Exercise details:
Please copy the material below line for line, changing nothing and leaving out the pictures.

^^^^^^^^^^^^^^^^

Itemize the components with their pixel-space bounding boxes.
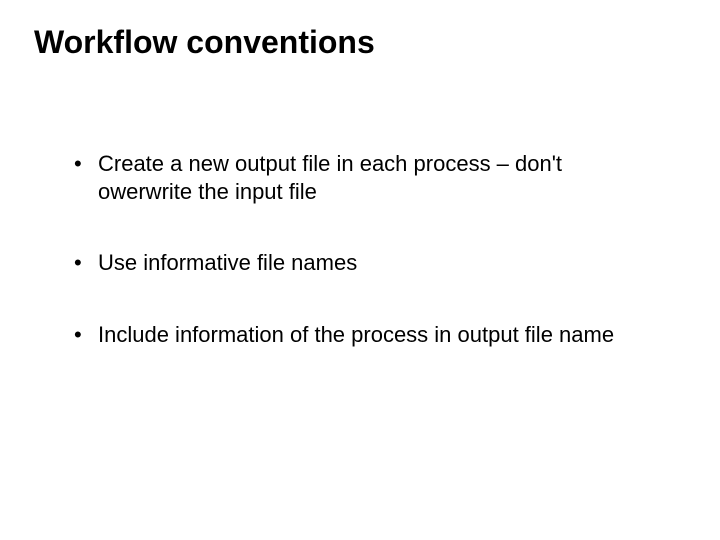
bullet-list: Create a new output file in each process… — [70, 150, 630, 348]
bullet-text: Create a new output file in each process… — [98, 151, 562, 204]
list-item: Include information of the process in ou… — [70, 321, 630, 349]
slide-title: Workflow conventions — [34, 24, 375, 61]
list-item: Create a new output file in each process… — [70, 150, 630, 205]
bullet-text: Use informative file names — [98, 250, 357, 275]
bullet-text: Include information of the process in ou… — [98, 322, 614, 347]
list-item: Use informative file names — [70, 249, 630, 277]
slide-content: Create a new output file in each process… — [70, 150, 630, 392]
slide: Workflow conventions Create a new output… — [0, 0, 720, 540]
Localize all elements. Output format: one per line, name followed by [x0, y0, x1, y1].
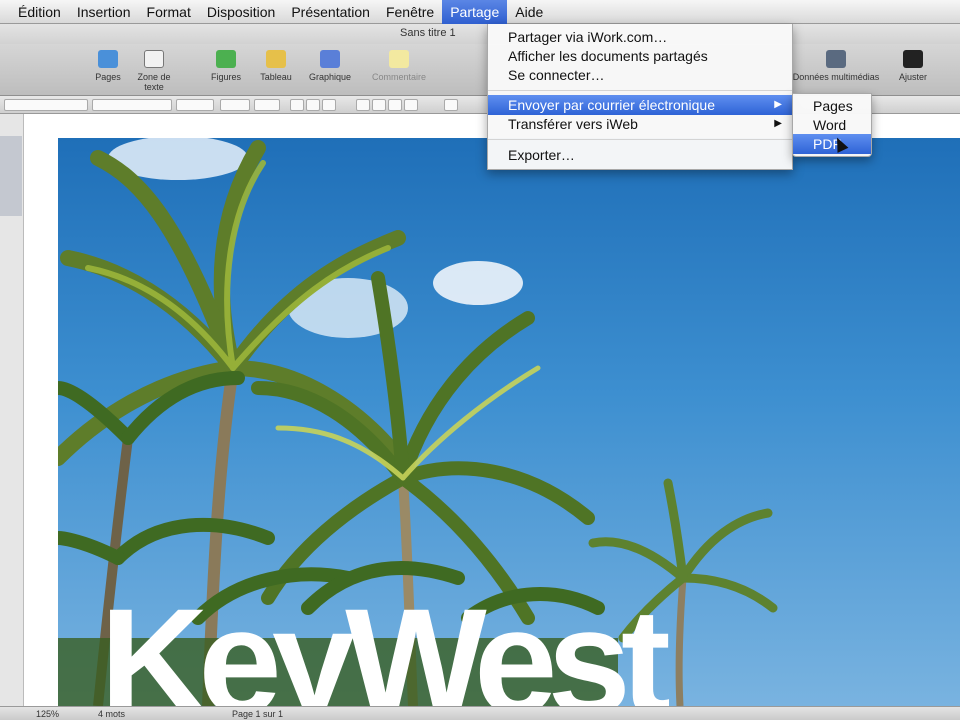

^^^^^^^^^^^^^^^^

Answer:
Itemize the components with their pixel-space bounding boxes.
bullet-list: Create a new output file in each process… — [70, 150, 630, 348]
bullet-text: Create a new output file in each process… — [98, 151, 562, 204]
list-item: Include information of the process in ou… — [70, 321, 630, 349]
slide-title: Workflow conventions — [34, 24, 375, 61]
list-item: Create a new output file in each process… — [70, 150, 630, 205]
bullet-text: Use informative file names — [98, 250, 357, 275]
bullet-text: Include information of the process in ou… — [98, 322, 614, 347]
list-item: Use informative file names — [70, 249, 630, 277]
slide-content: Create a new output file in each process… — [70, 150, 630, 392]
slide: Workflow conventions Create a new output… — [0, 0, 720, 540]
Localize all elements. Output format: one per line, name followed by [x0, y0, x1, y1].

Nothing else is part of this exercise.